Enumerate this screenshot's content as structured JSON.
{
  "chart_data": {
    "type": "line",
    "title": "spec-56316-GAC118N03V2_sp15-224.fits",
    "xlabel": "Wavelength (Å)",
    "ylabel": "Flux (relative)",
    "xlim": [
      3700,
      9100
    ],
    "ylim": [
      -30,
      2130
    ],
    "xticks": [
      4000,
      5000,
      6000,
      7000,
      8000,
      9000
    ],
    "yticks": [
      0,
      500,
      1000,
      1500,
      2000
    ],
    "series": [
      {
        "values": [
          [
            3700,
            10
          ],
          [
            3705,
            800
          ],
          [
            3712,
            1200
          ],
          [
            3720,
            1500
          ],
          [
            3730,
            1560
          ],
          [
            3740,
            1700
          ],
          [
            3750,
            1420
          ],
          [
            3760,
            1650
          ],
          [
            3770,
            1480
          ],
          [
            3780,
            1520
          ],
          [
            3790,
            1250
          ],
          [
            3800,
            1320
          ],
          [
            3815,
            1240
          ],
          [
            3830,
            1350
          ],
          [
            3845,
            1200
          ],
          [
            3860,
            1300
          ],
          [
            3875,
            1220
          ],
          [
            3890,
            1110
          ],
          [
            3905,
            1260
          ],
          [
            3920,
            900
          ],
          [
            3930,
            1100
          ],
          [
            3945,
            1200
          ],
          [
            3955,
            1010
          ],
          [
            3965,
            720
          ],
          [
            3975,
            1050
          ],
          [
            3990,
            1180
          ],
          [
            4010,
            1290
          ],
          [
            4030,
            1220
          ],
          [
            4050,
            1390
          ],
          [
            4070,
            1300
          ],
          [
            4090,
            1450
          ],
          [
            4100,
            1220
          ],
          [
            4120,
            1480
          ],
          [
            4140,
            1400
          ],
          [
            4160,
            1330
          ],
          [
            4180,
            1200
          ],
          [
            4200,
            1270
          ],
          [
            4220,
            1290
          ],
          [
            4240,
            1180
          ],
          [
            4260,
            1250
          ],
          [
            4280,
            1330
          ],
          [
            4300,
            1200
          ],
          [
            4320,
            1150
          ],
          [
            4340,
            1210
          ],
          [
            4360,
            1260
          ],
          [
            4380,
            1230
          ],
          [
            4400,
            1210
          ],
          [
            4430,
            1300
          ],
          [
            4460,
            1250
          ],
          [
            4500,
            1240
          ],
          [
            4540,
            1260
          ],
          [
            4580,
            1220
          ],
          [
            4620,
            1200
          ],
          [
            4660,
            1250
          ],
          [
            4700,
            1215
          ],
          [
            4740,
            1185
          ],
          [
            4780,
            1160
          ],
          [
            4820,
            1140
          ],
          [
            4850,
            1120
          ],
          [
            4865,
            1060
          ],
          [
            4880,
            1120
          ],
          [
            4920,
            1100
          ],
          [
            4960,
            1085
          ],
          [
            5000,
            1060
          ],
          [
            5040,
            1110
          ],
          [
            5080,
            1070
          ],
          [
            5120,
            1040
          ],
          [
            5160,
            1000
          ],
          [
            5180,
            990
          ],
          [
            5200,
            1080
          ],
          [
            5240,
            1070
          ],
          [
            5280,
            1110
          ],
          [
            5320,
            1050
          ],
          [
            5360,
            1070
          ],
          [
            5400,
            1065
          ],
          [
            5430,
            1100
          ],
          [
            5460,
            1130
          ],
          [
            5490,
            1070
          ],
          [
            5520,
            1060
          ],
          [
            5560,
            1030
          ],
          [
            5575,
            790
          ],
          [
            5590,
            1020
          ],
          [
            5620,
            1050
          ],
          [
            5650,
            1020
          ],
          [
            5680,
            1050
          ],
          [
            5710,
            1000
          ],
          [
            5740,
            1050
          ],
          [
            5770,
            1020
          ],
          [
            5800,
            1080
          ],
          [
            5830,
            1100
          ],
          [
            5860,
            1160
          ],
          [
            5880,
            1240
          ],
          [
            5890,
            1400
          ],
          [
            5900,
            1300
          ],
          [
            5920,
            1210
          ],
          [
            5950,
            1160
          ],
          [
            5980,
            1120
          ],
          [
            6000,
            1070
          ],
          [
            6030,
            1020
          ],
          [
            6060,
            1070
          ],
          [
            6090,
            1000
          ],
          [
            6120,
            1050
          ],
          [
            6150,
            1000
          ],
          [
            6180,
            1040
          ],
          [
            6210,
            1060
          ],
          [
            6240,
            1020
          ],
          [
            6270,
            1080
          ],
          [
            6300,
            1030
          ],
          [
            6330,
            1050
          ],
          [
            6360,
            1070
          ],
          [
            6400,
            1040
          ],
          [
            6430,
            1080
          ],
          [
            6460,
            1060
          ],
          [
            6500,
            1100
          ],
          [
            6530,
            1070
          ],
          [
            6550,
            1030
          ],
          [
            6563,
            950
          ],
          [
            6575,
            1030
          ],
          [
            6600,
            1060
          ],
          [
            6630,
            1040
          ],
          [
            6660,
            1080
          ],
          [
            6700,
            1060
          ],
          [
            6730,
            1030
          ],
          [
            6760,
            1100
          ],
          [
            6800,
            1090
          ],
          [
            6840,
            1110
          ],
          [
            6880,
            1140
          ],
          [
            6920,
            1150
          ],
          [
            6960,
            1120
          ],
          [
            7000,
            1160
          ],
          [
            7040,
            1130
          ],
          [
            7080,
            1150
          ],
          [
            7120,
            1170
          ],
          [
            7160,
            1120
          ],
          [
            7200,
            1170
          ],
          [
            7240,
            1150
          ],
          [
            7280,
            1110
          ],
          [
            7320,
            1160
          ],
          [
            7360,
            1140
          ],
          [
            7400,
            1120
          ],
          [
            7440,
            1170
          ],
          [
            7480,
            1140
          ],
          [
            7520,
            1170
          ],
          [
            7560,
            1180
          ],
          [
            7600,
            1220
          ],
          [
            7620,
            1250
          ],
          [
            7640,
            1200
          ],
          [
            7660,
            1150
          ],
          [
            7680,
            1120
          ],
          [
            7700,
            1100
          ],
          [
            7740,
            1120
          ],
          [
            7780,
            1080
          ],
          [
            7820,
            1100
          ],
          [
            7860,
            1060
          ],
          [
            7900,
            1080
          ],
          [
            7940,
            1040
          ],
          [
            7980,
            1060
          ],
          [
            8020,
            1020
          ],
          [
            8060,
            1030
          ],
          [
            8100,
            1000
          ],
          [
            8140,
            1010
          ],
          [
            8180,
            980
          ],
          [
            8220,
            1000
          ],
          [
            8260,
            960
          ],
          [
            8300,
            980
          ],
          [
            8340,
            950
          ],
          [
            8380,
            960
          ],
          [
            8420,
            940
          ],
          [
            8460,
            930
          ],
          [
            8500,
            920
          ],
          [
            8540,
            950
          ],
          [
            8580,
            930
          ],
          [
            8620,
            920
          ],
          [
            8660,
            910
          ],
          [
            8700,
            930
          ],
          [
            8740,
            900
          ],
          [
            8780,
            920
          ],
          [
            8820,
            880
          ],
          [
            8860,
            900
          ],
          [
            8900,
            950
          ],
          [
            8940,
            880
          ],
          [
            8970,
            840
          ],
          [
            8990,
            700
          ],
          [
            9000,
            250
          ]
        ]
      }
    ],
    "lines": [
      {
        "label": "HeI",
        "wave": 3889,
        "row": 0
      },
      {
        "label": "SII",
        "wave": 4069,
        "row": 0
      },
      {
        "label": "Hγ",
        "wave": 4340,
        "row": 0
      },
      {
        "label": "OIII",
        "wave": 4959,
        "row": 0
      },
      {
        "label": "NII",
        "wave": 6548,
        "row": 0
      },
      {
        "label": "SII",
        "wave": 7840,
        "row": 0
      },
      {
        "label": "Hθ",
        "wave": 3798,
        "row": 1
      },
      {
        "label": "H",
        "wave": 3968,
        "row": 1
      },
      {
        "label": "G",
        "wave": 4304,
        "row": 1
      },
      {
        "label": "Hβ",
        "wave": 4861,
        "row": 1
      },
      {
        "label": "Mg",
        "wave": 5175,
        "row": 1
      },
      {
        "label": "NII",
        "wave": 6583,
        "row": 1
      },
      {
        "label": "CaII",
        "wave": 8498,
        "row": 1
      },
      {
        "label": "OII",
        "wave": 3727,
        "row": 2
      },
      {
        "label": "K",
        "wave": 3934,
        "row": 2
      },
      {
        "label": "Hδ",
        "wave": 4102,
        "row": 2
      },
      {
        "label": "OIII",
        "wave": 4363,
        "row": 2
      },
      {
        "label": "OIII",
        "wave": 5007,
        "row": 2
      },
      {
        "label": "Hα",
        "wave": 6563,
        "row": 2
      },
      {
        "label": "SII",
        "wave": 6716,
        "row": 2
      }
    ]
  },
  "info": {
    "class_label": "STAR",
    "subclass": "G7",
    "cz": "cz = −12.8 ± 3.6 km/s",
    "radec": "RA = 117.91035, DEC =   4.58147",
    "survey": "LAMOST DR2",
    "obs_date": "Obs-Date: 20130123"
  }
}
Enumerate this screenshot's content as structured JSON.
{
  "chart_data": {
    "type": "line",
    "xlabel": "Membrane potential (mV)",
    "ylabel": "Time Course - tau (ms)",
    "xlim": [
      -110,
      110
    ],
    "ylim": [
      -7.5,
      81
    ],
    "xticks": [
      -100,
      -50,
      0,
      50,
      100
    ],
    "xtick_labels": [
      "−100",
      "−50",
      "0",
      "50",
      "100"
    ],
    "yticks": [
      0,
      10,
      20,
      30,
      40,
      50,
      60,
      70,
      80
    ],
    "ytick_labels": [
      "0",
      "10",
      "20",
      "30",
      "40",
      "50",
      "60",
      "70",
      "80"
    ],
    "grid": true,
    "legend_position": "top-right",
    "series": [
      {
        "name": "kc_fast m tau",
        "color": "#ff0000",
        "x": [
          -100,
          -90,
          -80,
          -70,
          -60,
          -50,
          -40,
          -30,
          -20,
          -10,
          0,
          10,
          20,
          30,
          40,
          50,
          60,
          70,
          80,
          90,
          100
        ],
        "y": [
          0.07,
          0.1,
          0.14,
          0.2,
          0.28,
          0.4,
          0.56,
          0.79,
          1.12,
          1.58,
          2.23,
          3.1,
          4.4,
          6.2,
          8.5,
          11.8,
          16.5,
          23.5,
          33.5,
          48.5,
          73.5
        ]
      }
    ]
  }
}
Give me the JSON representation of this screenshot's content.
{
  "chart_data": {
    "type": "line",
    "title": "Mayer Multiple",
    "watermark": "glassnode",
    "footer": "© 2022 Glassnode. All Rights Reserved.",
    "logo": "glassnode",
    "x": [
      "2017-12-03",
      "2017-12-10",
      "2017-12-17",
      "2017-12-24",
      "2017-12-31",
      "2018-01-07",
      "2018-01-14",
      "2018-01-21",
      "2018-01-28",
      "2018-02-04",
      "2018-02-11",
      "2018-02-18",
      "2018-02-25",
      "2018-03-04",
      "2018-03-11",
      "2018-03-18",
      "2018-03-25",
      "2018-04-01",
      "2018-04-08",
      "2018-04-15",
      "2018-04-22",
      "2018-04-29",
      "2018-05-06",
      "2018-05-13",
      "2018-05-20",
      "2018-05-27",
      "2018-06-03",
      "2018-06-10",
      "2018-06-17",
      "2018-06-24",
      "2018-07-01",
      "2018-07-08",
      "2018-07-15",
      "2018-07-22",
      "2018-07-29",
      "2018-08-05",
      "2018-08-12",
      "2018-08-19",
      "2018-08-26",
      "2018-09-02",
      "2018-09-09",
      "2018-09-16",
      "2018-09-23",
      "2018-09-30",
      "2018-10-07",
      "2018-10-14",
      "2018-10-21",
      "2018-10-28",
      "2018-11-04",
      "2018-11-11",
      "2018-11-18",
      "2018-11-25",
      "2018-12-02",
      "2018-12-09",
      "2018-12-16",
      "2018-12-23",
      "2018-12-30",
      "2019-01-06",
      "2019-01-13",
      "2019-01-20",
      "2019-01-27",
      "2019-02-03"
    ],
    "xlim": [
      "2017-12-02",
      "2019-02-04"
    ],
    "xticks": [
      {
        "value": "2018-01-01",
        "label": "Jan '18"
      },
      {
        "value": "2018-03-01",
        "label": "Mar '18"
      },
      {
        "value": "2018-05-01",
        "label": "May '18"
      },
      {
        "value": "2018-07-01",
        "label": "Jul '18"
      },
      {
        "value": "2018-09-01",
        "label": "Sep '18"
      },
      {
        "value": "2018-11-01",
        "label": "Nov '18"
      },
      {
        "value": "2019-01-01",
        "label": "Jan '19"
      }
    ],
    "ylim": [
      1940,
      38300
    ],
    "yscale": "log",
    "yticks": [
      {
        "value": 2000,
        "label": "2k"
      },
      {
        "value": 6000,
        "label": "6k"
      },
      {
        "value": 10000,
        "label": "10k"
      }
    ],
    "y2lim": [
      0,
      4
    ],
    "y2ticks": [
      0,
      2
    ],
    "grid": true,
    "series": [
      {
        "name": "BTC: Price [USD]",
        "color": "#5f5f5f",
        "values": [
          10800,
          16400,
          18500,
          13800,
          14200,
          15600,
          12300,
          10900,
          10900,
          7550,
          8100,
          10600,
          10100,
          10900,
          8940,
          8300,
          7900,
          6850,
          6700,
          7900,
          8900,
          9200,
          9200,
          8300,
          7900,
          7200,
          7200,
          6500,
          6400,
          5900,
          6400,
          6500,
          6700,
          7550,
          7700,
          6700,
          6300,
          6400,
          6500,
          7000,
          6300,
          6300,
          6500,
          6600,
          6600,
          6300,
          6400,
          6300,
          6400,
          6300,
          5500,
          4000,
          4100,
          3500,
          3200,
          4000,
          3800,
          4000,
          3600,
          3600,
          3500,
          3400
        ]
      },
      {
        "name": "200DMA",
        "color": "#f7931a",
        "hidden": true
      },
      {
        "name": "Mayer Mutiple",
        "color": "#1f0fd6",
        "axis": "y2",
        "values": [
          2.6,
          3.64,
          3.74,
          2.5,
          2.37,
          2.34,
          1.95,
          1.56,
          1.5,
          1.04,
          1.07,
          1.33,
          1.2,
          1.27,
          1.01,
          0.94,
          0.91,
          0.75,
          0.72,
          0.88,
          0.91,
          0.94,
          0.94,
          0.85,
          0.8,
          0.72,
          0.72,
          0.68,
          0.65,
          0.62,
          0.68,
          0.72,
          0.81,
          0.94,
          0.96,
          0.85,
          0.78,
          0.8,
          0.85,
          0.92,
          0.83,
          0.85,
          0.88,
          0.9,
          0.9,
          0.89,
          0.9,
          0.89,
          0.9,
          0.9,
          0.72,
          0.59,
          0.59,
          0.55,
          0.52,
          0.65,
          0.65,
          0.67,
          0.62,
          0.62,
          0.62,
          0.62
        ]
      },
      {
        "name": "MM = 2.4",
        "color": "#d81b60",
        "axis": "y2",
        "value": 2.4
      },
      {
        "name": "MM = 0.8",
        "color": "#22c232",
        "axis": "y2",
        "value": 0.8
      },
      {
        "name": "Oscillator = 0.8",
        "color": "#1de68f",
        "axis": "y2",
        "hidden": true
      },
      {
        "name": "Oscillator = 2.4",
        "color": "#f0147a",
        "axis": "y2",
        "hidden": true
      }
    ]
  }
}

####

> EXERCISE PROMPT: Point out every line holding the string "Mayer" and copy it.

> EXPECTED ANSWER:
    "title": "Mayer Multiple",
        "name": "Mayer Mutiple",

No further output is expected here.